=== EXCERPTED DATA ===

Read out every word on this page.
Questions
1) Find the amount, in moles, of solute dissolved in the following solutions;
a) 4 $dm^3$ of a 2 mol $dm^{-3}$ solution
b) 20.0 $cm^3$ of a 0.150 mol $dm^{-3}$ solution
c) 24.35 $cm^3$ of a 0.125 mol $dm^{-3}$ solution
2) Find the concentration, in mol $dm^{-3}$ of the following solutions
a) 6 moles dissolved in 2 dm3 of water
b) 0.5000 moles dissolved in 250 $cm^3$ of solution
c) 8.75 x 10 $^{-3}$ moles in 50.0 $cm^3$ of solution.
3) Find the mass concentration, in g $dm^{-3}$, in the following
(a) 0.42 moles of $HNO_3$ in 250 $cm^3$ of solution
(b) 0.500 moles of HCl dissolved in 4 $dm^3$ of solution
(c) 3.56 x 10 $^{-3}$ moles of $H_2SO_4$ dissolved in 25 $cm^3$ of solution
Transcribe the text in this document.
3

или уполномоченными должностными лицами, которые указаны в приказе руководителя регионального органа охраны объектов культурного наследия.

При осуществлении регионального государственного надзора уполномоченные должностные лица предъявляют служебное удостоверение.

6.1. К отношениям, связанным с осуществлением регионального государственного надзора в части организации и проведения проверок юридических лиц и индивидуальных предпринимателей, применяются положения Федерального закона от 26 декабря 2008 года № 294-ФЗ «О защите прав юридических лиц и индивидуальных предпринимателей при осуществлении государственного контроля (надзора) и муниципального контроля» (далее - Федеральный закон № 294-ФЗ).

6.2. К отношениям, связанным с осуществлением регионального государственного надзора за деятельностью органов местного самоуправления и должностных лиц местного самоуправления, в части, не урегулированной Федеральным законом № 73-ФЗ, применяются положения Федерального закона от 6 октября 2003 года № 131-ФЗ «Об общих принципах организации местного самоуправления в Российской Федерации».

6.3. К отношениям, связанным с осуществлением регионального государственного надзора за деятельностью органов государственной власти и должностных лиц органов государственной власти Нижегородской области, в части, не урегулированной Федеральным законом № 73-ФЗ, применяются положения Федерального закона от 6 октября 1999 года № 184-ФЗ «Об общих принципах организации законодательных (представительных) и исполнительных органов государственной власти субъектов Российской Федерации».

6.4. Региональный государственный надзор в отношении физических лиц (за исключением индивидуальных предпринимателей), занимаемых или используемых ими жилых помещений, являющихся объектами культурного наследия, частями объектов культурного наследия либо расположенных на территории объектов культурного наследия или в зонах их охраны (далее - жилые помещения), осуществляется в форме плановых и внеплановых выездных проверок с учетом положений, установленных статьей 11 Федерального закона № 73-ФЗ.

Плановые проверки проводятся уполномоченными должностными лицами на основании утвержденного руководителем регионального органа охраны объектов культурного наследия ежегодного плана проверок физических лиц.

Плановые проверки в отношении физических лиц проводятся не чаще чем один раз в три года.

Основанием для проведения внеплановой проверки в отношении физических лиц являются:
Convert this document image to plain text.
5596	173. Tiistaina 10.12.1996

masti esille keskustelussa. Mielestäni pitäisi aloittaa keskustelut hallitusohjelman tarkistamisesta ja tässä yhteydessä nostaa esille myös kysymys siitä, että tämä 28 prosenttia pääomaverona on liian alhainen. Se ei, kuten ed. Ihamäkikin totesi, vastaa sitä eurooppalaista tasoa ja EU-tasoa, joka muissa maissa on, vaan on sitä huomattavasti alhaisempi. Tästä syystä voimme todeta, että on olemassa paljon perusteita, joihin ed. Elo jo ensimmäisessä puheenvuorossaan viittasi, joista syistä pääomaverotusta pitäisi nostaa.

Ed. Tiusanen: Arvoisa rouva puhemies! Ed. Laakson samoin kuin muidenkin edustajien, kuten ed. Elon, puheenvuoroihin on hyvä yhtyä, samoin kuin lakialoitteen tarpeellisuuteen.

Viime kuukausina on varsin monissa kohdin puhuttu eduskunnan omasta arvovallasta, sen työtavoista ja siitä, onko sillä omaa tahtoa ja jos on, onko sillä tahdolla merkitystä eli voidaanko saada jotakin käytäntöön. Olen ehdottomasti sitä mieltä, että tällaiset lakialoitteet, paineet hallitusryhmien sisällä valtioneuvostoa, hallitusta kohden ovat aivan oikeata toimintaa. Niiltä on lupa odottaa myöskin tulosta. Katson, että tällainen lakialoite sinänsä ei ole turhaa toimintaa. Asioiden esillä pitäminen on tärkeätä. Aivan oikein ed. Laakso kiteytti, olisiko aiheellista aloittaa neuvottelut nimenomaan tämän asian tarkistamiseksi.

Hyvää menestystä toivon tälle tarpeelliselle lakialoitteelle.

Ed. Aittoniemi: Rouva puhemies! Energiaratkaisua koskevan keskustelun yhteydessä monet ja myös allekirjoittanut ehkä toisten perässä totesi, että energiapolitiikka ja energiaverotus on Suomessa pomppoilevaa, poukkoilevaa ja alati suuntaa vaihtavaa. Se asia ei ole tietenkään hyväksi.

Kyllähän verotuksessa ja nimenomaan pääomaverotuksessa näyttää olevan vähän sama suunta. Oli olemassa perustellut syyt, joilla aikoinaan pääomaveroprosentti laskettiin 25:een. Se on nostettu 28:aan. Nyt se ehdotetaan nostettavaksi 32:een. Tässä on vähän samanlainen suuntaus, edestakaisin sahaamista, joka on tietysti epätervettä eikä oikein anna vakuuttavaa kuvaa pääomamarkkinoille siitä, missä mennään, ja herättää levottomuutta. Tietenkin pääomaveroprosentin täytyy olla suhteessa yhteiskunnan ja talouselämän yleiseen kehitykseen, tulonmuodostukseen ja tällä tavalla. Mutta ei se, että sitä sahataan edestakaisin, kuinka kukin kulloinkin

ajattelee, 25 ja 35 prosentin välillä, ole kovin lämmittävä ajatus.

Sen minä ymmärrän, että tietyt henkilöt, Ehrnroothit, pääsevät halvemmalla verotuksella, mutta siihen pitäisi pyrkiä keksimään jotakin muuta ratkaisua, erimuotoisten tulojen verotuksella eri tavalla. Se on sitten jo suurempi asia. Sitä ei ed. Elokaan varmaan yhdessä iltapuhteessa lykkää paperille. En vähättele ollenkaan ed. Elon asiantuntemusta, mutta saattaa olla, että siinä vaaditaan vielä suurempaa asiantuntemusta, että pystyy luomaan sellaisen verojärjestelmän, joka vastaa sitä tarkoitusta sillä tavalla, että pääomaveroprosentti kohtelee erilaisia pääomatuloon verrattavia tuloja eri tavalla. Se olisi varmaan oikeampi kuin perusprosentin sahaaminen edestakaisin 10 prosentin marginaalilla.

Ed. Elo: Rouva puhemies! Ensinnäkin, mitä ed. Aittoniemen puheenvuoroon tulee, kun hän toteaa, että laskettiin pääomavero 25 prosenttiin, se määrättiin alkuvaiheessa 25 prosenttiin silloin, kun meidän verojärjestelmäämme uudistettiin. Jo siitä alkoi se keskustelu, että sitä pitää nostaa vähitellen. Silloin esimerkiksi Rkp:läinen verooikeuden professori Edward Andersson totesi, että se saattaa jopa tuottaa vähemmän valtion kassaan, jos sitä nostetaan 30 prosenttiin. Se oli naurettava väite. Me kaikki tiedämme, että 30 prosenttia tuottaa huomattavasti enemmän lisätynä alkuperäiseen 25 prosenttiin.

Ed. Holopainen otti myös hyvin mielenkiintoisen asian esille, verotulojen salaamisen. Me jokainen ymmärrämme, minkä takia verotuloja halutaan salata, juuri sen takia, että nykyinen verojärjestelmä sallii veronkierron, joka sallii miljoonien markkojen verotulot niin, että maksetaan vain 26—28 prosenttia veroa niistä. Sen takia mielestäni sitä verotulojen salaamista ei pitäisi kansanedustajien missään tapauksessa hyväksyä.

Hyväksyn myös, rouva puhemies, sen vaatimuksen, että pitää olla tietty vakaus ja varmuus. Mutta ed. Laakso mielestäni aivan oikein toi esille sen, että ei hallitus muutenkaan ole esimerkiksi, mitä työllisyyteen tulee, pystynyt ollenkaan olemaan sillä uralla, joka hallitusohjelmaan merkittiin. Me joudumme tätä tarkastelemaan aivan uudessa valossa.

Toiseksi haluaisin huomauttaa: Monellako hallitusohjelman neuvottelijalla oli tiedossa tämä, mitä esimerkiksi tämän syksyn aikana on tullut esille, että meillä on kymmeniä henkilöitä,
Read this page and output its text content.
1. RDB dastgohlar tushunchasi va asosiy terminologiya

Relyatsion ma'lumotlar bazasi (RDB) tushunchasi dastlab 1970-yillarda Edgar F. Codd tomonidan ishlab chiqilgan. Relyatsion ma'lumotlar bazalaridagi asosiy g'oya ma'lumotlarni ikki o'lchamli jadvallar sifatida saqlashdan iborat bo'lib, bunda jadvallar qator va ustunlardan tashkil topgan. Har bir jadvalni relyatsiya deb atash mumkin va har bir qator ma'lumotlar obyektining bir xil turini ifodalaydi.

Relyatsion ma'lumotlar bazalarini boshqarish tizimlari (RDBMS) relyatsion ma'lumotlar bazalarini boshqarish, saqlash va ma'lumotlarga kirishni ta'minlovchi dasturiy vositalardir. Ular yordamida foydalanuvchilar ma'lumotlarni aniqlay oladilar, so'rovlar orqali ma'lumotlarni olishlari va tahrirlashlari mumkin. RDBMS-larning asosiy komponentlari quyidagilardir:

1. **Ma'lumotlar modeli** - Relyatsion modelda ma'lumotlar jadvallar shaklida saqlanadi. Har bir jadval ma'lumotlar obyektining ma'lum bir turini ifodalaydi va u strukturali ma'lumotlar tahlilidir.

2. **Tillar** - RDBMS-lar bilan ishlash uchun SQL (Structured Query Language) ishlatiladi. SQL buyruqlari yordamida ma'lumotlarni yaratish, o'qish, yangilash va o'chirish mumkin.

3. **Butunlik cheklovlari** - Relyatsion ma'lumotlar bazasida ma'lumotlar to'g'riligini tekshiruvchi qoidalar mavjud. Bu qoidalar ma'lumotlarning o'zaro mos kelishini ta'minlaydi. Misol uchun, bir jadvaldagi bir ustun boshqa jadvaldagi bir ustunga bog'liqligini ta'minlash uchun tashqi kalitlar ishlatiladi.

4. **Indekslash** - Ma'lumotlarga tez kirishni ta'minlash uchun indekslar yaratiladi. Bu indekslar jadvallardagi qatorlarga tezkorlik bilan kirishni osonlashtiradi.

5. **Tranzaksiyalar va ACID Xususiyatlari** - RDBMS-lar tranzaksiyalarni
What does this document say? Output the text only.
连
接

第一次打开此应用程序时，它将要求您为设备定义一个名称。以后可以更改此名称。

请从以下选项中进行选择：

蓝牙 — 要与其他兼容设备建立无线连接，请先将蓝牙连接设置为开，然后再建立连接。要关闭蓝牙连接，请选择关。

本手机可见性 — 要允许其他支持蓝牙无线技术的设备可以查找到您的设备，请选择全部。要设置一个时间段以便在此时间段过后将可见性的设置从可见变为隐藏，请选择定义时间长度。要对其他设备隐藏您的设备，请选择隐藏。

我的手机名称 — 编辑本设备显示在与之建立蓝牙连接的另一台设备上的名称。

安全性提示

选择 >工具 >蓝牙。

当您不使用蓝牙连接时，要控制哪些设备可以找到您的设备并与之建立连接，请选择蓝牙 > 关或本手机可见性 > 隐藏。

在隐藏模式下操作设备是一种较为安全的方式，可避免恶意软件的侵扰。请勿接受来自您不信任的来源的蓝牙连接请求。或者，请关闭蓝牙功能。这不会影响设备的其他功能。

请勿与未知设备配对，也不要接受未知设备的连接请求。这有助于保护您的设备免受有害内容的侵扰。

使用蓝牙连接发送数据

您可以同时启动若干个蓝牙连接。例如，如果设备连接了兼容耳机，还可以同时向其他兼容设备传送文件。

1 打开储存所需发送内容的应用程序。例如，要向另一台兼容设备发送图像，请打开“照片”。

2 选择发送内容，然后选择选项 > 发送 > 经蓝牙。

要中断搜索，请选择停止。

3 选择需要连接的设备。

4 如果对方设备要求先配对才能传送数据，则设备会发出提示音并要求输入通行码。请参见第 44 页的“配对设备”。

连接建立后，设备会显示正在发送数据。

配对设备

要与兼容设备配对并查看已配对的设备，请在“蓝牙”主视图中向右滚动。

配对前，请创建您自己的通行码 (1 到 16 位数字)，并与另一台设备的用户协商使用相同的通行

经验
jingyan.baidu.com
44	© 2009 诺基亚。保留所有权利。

===

### WHAT TO WORK ON
Starting with the line that contains "What does this", return each line through the last one of the data above, exactly as written and nothing more.

### OUTPUT FOR THIS EXERCISE
What does this document say? Output the text only.
连
接

第一次打开此应用程序时，它将要求您为设备定义一个名称。以后可以更改此名称。

请从以下选项中进行选择：

蓝牙 — 要与其他兼容设备建立无线连接，请先将蓝牙连接设置为开，然后再建立连接。要关闭蓝牙连接，请选择关。

本手机可见性 — 要允许其他支持蓝牙无线技术的设备可以查找到您的设备，请选择全部。要设置一个时间段以便在此时间段过后将可见性的设置从可见变为隐藏，请选择定义时间长度。要对其他设备隐藏您的设备，请选择隐藏。

我的手机名称 — 编辑本设备显示在与之建立蓝牙连接的另一台设备上的名称。

安全性提示

选择 >工具 >蓝牙。

当您不使用蓝牙连接时，要控制哪些设备可以找到您的设备并与之建立连接，请选择蓝牙 > 关或本手机可见性 > 隐藏。

在隐藏模式下操作设备是一种较为安全的方式，可避免恶意软件的侵扰。请勿接受来自您不信任的来源的蓝牙连接请求。或者，请关闭蓝牙功能。这不会影响设备的其他功能。

请勿与未知设备配对，也不要接受未知设备的连接请求。这有助于保护您的设备免受有害内容的侵扰。

使用蓝牙连接发送数据

您可以同时启动若干个蓝牙连接。例如，如果设备连接了兼容耳机，还可以同时向其他兼容设备传送文件。

1 打开储存所需发送内容的应用程序。例如，要向另一台兼容设备发送图像，请打开“照片”。

2 选择发送内容，然后选择选项 > 发送 > 经蓝牙。

要中断搜索，请选择停止。

3 选择需要连接的设备。

4 如果对方设备要求先配对才能传送数据，则设备会发出提示音并要求输入通行码。请参见第 44 页的“配对设备”。

连接建立后，设备会显示正在发送数据。

配对设备

要与兼容设备配对并查看已配对的设备，请在“蓝牙”主视图中向右滚动。

配对前，请创建您自己的通行码 (1 到 16 位数字)，并与另一台设备的用户协商使用相同的通行

经验
jingyan.baidu.com
44	© 2009 诺基亚。保留所有权利。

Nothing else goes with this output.